-- start DATA FOR THIS EXERCISE --
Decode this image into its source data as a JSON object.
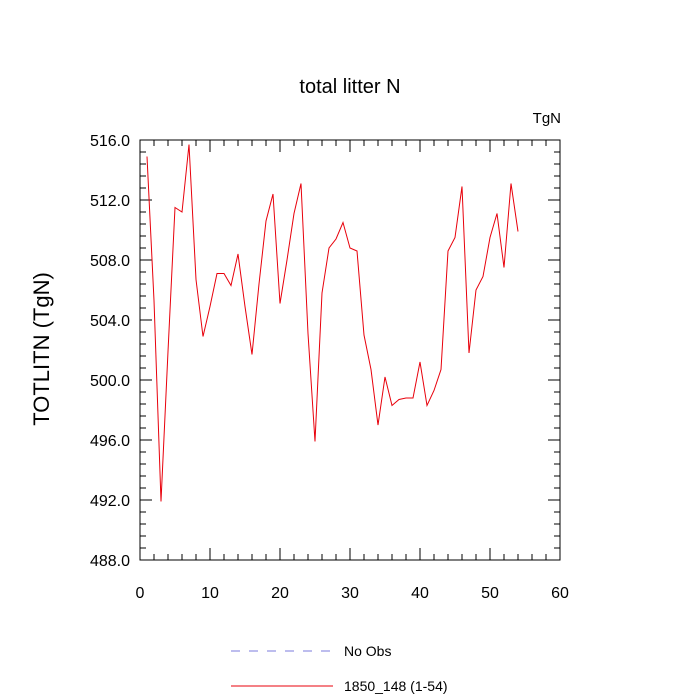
{
  "chart_data": {
    "type": "line",
    "title": "total litter N",
    "units_label": "TgN",
    "xlabel": "",
    "ylabel": "TOTLITN  (TgN)",
    "xlim": [
      0,
      60
    ],
    "ylim": [
      488.0,
      516.0
    ],
    "xticks": [
      0,
      10,
      20,
      30,
      40,
      50,
      60
    ],
    "xtick_labels": [
      "0",
      "10",
      "20",
      "30",
      "40",
      "50",
      "60"
    ],
    "yticks": [
      488.0,
      492.0,
      496.0,
      500.0,
      504.0,
      508.0,
      512.0,
      516.0
    ],
    "ytick_labels": [
      "488.0",
      "492.0",
      "496.0",
      "500.0",
      "504.0",
      "508.0",
      "512.0",
      "516.0"
    ],
    "grid": false,
    "legend_position": "bottom-center",
    "legend": [
      {
        "label": "No Obs",
        "style": "dashed",
        "color": "#7b7bdc"
      },
      {
        "label": "1850_148 (1-54)",
        "style": "solid",
        "color": "#e8000b"
      }
    ],
    "series": [
      {
        "name": "1850_148 (1-54)",
        "color": "#e8000b",
        "x": [
          1,
          2,
          3,
          4,
          5,
          6,
          7,
          8,
          9,
          10,
          11,
          12,
          13,
          14,
          15,
          16,
          17,
          18,
          19,
          20,
          21,
          22,
          23,
          24,
          25,
          26,
          27,
          28,
          29,
          30,
          31,
          32,
          33,
          34,
          35,
          36,
          37,
          38,
          39,
          40,
          41,
          42,
          43,
          44,
          45,
          46,
          47,
          48,
          49,
          50,
          51,
          52,
          53,
          54
        ],
        "y": [
          514.9,
          505.3,
          491.9,
          501.9,
          511.5,
          511.2,
          515.7,
          506.7,
          502.9,
          504.9,
          507.1,
          507.1,
          506.3,
          508.4,
          504.9,
          501.7,
          506.4,
          510.6,
          512.4,
          505.1,
          508.0,
          511.1,
          513.1,
          503.1,
          495.9,
          505.8,
          508.8,
          509.4,
          510.5,
          508.8,
          508.6,
          503.0,
          500.7,
          497.0,
          500.2,
          498.3,
          498.7,
          498.8,
          498.8,
          501.2,
          498.3,
          499.3,
          500.7,
          508.6,
          509.5,
          512.9,
          501.8,
          506.0,
          506.9,
          509.5,
          511.1,
          507.5,
          513.1,
          509.9
        ]
      }
    ]
  }
}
-- end DATA FOR THIS EXERCISE --
» **PROMPT**
Transcribe the records verbatim and omit the images.

» **FINISHED TASK**
Decode this image into its source data as a JSON object.
{
  "chart_data": {
    "type": "line",
    "title": "total litter N",
    "units_label": "TgN",
    "xlabel": "",
    "ylabel": "TOTLITN  (TgN)",
    "xlim": [
      0,
      60
    ],
    "ylim": [
      488.0,
      516.0
    ],
    "xticks": [
      0,
      10,
      20,
      30,
      40,
      50,
      60
    ],
    "xtick_labels": [
      "0",
      "10",
      "20",
      "30",
      "40",
      "50",
      "60"
    ],
    "yticks": [
      488.0,
      492.0,
      496.0,
      500.0,
      504.0,
      508.0,
      512.0,
      516.0
    ],
    "ytick_labels": [
      "488.0",
      "492.0",
      "496.0",
      "500.0",
      "504.0",
      "508.0",
      "512.0",
      "516.0"
    ],
    "grid": false,
    "legend_position": "bottom-center",
    "legend": [
      {
        "label": "No Obs",
        "style": "dashed",
        "color": "#7b7bdc"
      },
      {
        "label": "1850_148 (1-54)",
        "style": "solid",
        "color": "#e8000b"
      }
    ],
    "series": [
      {
        "name": "1850_148 (1-54)",
        "color": "#e8000b",
        "x": [
          1,
          2,
          3,
          4,
          5,
          6,
          7,
          8,
          9,
          10,
          11,
          12,
          13,
          14,
          15,
          16,
          17,
          18,
          19,
          20,
          21,
          22,
          23,
          24,
          25,
          26,
          27,
          28,
          29,
          30,
          31,
          32,
          33,
          34,
          35,
          36,
          37,
          38,
          39,
          40,
          41,
          42,
          43,
          44,
          45,
          46,
          47,
          48,
          49,
          50,
          51,
          52,
          53,
          54
        ],
        "y": [
          514.9,
          505.3,
          491.9,
          501.9,
          511.5,
          511.2,
          515.7,
          506.7,
          502.9,
          504.9,
          507.1,
          507.1,
          506.3,
          508.4,
          504.9,
          501.7,
          506.4,
          510.6,
          512.4,
          505.1,
          508.0,
          511.1,
          513.1,
          503.1,
          495.9,
          505.8,
          508.8,
          509.4,
          510.5,
          508.8,
          508.6,
          503.0,
          500.7,
          497.0,
          500.2,
          498.3,
          498.7,
          498.8,
          498.8,
          501.2,
          498.3,
          499.3,
          500.7,
          508.6,
          509.5,
          512.9,
          501.8,
          506.0,
          506.9,
          509.5,
          511.1,
          507.5,
          513.1,
          509.9
        ]
      }
    ]
  }
}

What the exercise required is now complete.